▸ RECORDS PROVIDED
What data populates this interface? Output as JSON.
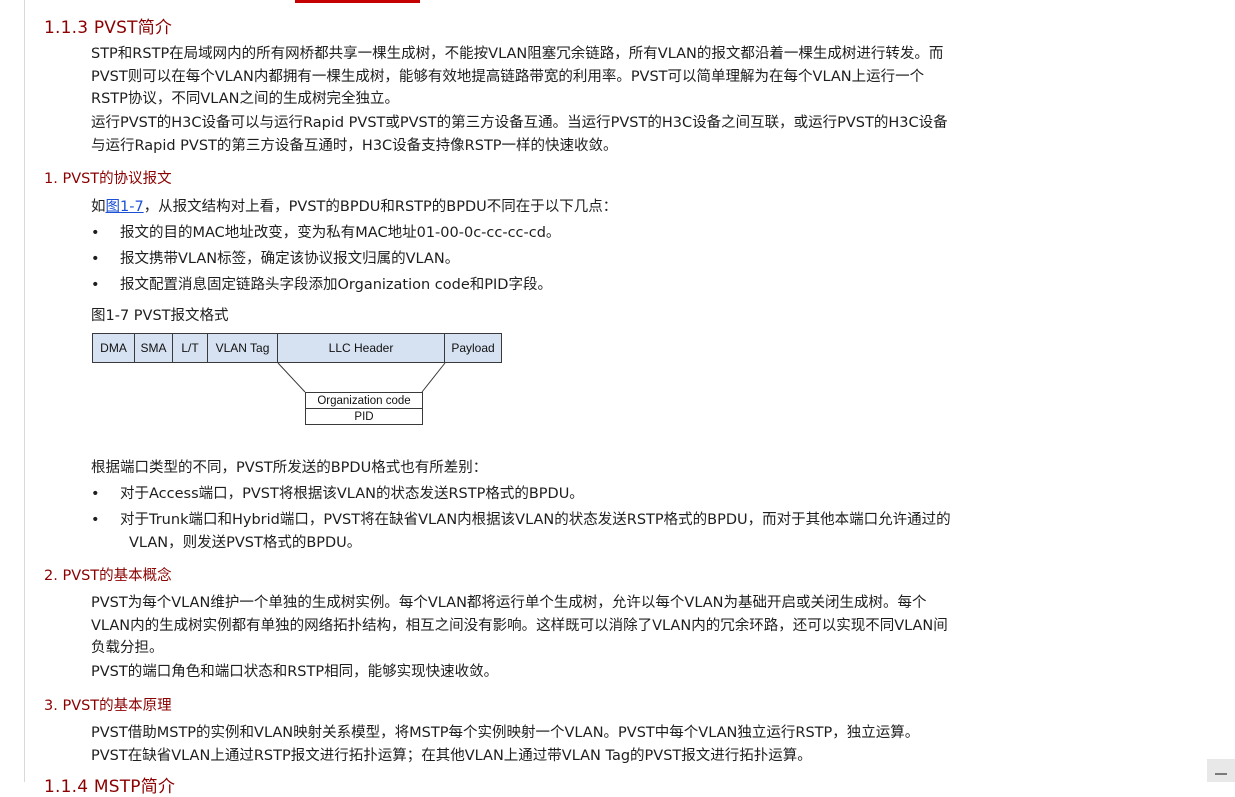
{
  "section_113": {
    "title": "1.1.3  PVST简介"
  },
  "intro": {
    "p1": [
      "STP和RSTP在局域网内的所有网桥都共享一棵生成树，不能按VLAN阻塞冗余链路，所有VLAN的报文都沿着一棵生成树进行转发。而",
      "PVST则可以在每个VLAN内都拥有一棵生成树，能够有效地提高链路带宽的利用率。PVST可以简单理解为在每个VLAN上运行一个",
      "RSTP协议，不同VLAN之间的生成树完全独立。"
    ],
    "p2": [
      "运行PVST的H3C设备可以与运行Rapid PVST或PVST的第三方设备互通。当运行PVST的H3C设备之间互联，或运行PVST的H3C设备",
      "与运行Rapid PVST的第三方设备互通时，H3C设备支持像RSTP一样的快速收敛。"
    ]
  },
  "sec1": {
    "title": "1. PVST的协议报文",
    "lead_prefix": "如",
    "lead_link": "图1-7",
    "lead_suffix": "，从报文结构对上看，PVST的BPDU和RSTP的BPDU不同在于以下几点：",
    "bullet_char": "•",
    "bullets": [
      "报文的目的MAC地址改变，变为私有MAC地址01-00-0c-cc-cc-cd。",
      "报文携带VLAN标签，确定该协议报文归属的VLAN。",
      "报文配置消息固定链路头字段添加Organization code和PID字段。"
    ],
    "figure_caption": "图1-7 PVST报文格式",
    "figure": {
      "fields": [
        "DMA",
        "SMA",
        "L/T",
        "VLAN Tag",
        "LLC Header",
        "Payload"
      ],
      "sub_fields": [
        "Organization code",
        "PID"
      ]
    },
    "after_lead": "根据端口类型的不同，PVST所发送的BPDU格式也有所差别：",
    "after_bullets": [
      [
        "对于Access端口，PVST将根据该VLAN的状态发送RSTP格式的BPDU。"
      ],
      [
        "对于Trunk端口和Hybrid端口，PVST将在缺省VLAN内根据该VLAN的状态发送RSTP格式的BPDU，而对于其他本端口允许通过的",
        "VLAN，则发送PVST格式的BPDU。"
      ]
    ]
  },
  "sec2": {
    "title": "2. PVST的基本概念",
    "p1": [
      "PVST为每个VLAN维护一个单独的生成树实例。每个VLAN都将运行单个生成树，允许以每个VLAN为基础开启或关闭生成树。每个",
      "VLAN内的生成树实例都有单独的网络拓扑结构，相互之间没有影响。这样既可以消除了VLAN内的冗余环路，还可以实现不同VLAN间",
      "负载分担。"
    ],
    "p2": "PVST的端口角色和端口状态和RSTP相同，能够实现快速收敛。"
  },
  "sec3": {
    "title": "3. PVST的基本原理",
    "p1": [
      "PVST借助MSTP的实例和VLAN映射关系模型，将MSTP每个实例映射一个VLAN。PVST中每个VLAN独立运行RSTP，独立运算。",
      "PVST在缺省VLAN上通过RSTP报文进行拓扑运算；在其他VLAN上通过带VLAN Tag的PVST报文进行拓扑运算。"
    ]
  },
  "section_114": {
    "title": "1.1.4  MSTP简介"
  }
}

▸ SHORT EXERCISE
Return the records exactly. Don't carry the pictures over.

▸ RESULT OF THE TASK
What data populates this interface? Output as JSON.
{
  "section_113": {
    "title": "1.1.3  PVST简介"
  },
  "intro": {
    "p1": [
      "STP和RSTP在局域网内的所有网桥都共享一棵生成树，不能按VLAN阻塞冗余链路，所有VLAN的报文都沿着一棵生成树进行转发。而",
      "PVST则可以在每个VLAN内都拥有一棵生成树，能够有效地提高链路带宽的利用率。PVST可以简单理解为在每个VLAN上运行一个",
      "RSTP协议，不同VLAN之间的生成树完全独立。"
    ],
    "p2": [
      "运行PVST的H3C设备可以与运行Rapid PVST或PVST的第三方设备互通。当运行PVST的H3C设备之间互联，或运行PVST的H3C设备",
      "与运行Rapid PVST的第三方设备互通时，H3C设备支持像RSTP一样的快速收敛。"
    ]
  },
  "sec1": {
    "title": "1. PVST的协议报文",
    "lead_prefix": "如",
    "lead_link": "图1-7",
    "lead_suffix": "，从报文结构对上看，PVST的BPDU和RSTP的BPDU不同在于以下几点：",
    "bullet_char": "•",
    "bullets": [
      "报文的目的MAC地址改变，变为私有MAC地址01-00-0c-cc-cc-cd。",
      "报文携带VLAN标签，确定该协议报文归属的VLAN。",
      "报文配置消息固定链路头字段添加Organization code和PID字段。"
    ],
    "figure_caption": "图1-7 PVST报文格式",
    "figure": {
      "fields": [
        "DMA",
        "SMA",
        "L/T",
        "VLAN Tag",
        "LLC Header",
        "Payload"
      ],
      "sub_fields": [
        "Organization code",
        "PID"
      ]
    },
    "after_lead": "根据端口类型的不同，PVST所发送的BPDU格式也有所差别：",
    "after_bullets": [
      [
        "对于Access端口，PVST将根据该VLAN的状态发送RSTP格式的BPDU。"
      ],
      [
        "对于Trunk端口和Hybrid端口，PVST将在缺省VLAN内根据该VLAN的状态发送RSTP格式的BPDU，而对于其他本端口允许通过的",
        "VLAN，则发送PVST格式的BPDU。"
      ]
    ]
  },
  "sec2": {
    "title": "2. PVST的基本概念",
    "p1": [
      "PVST为每个VLAN维护一个单独的生成树实例。每个VLAN都将运行单个生成树，允许以每个VLAN为基础开启或关闭生成树。每个",
      "VLAN内的生成树实例都有单独的网络拓扑结构，相互之间没有影响。这样既可以消除了VLAN内的冗余环路，还可以实现不同VLAN间",
      "负载分担。"
    ],
    "p2": "PVST的端口角色和端口状态和RSTP相同，能够实现快速收敛。"
  },
  "sec3": {
    "title": "3. PVST的基本原理",
    "p1": [
      "PVST借助MSTP的实例和VLAN映射关系模型，将MSTP每个实例映射一个VLAN。PVST中每个VLAN独立运行RSTP，独立运算。",
      "PVST在缺省VLAN上通过RSTP报文进行拓扑运算；在其他VLAN上通过带VLAN Tag的PVST报文进行拓扑运算。"
    ]
  },
  "section_114": {
    "title": "1.1.4  MSTP简介"
  }
}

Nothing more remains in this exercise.